#### Written task
In your copy, reproduce the entries exactly as they are, minus the images.

#### Provided records
[Begin]

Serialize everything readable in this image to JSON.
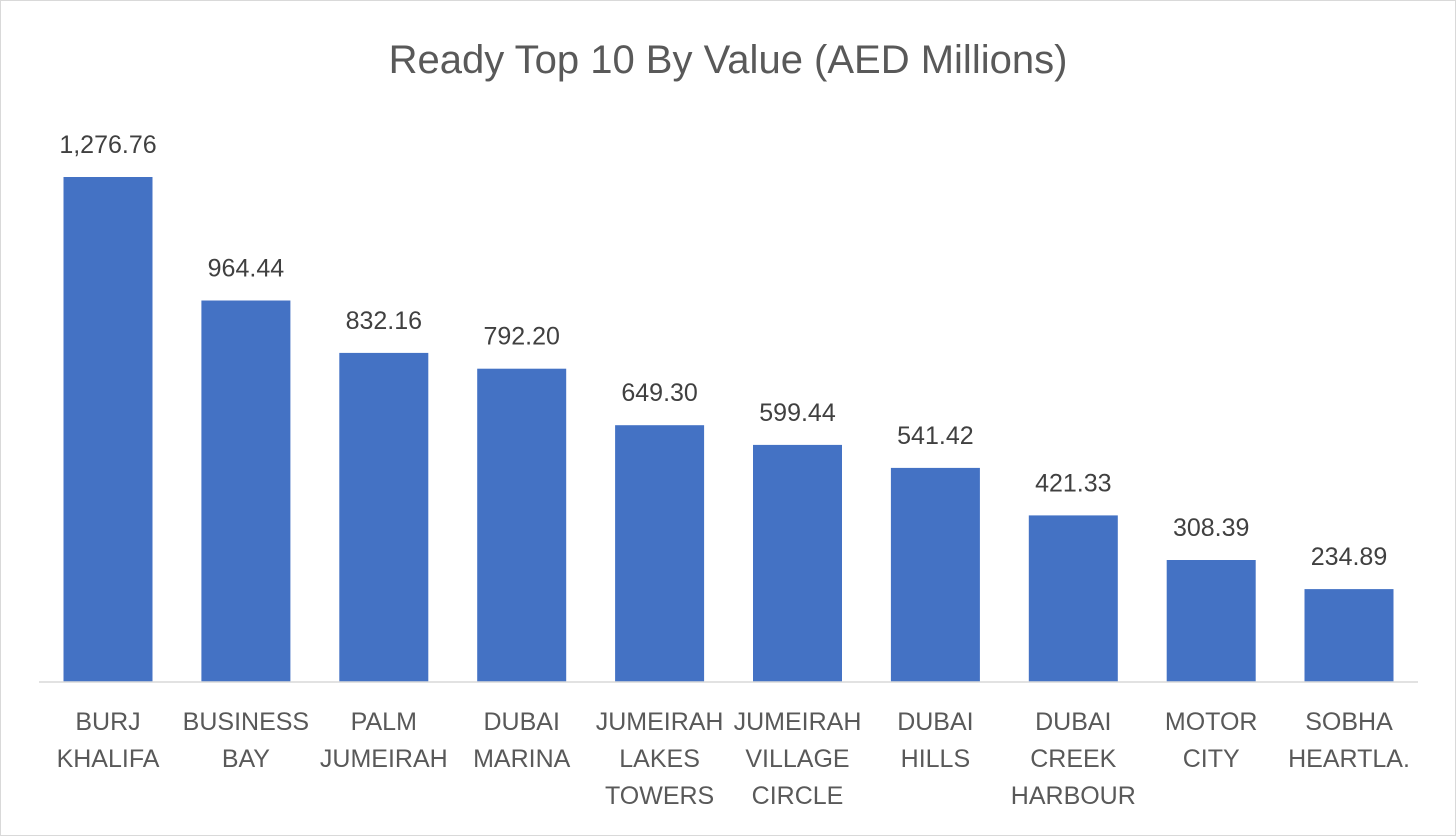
{
  "chart_data": {
    "type": "bar",
    "title": "Ready Top 10 By Value (AED Millions)",
    "xlabel": "",
    "ylabel": "",
    "categories": [
      "BURJ KHALIFA",
      "BUSINESS BAY",
      "PALM JUMEIRAH",
      "DUBAI MARINA",
      "JUMEIRAH LAKES TOWERS",
      "JUMEIRAH VILLAGE CIRCLE",
      "DUBAI HILLS",
      "DUBAI CREEK HARBOUR",
      "MOTOR CITY",
      "SOBHA HEARTLA."
    ],
    "category_lines": [
      [
        "BURJ",
        "KHALIFA"
      ],
      [
        "BUSINESS",
        "BAY"
      ],
      [
        "PALM",
        "JUMEIRAH"
      ],
      [
        "DUBAI",
        "MARINA"
      ],
      [
        "JUMEIRAH",
        "LAKES",
        "TOWERS"
      ],
      [
        "JUMEIRAH",
        "VILLAGE",
        "CIRCLE"
      ],
      [
        "DUBAI",
        "HILLS"
      ],
      [
        "DUBAI",
        "CREEK",
        "HARBOUR"
      ],
      [
        "MOTOR",
        "CITY"
      ],
      [
        "SOBHA",
        "HEARTLA."
      ]
    ],
    "values": [
      1276.76,
      964.44,
      832.16,
      792.2,
      649.3,
      599.44,
      541.42,
      421.33,
      308.39,
      234.89
    ],
    "data_labels": [
      "1,276.76",
      "964.44",
      "832.16",
      "792.20",
      "649.30",
      "599.44",
      "541.42",
      "421.33",
      "308.39",
      "234.89"
    ],
    "ylim": [
      0,
      1400
    ],
    "grid": false,
    "legend": "none",
    "bar_color": "#4472c4",
    "axis_color": "#d9d9d9"
  }
}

[End]

#### Response for this exercise
Serialize everything readable in this image to JSON.
{
  "chart_data": {
    "type": "bar",
    "title": "Ready Top 10 By Value (AED Millions)",
    "xlabel": "",
    "ylabel": "",
    "categories": [
      "BURJ KHALIFA",
      "BUSINESS BAY",
      "PALM JUMEIRAH",
      "DUBAI MARINA",
      "JUMEIRAH LAKES TOWERS",
      "JUMEIRAH VILLAGE CIRCLE",
      "DUBAI HILLS",
      "DUBAI CREEK HARBOUR",
      "MOTOR CITY",
      "SOBHA HEARTLA."
    ],
    "category_lines": [
      [
        "BURJ",
        "KHALIFA"
      ],
      [
        "BUSINESS",
        "BAY"
      ],
      [
        "PALM",
        "JUMEIRAH"
      ],
      [
        "DUBAI",
        "MARINA"
      ],
      [
        "JUMEIRAH",
        "LAKES",
        "TOWERS"
      ],
      [
        "JUMEIRAH",
        "VILLAGE",
        "CIRCLE"
      ],
      [
        "DUBAI",
        "HILLS"
      ],
      [
        "DUBAI",
        "CREEK",
        "HARBOUR"
      ],
      [
        "MOTOR",
        "CITY"
      ],
      [
        "SOBHA",
        "HEARTLA."
      ]
    ],
    "values": [
      1276.76,
      964.44,
      832.16,
      792.2,
      649.3,
      599.44,
      541.42,
      421.33,
      308.39,
      234.89
    ],
    "data_labels": [
      "1,276.76",
      "964.44",
      "832.16",
      "792.20",
      "649.30",
      "599.44",
      "541.42",
      "421.33",
      "308.39",
      "234.89"
    ],
    "ylim": [
      0,
      1400
    ],
    "grid": false,
    "legend": "none",
    "bar_color": "#4472c4",
    "axis_color": "#d9d9d9"
  }
}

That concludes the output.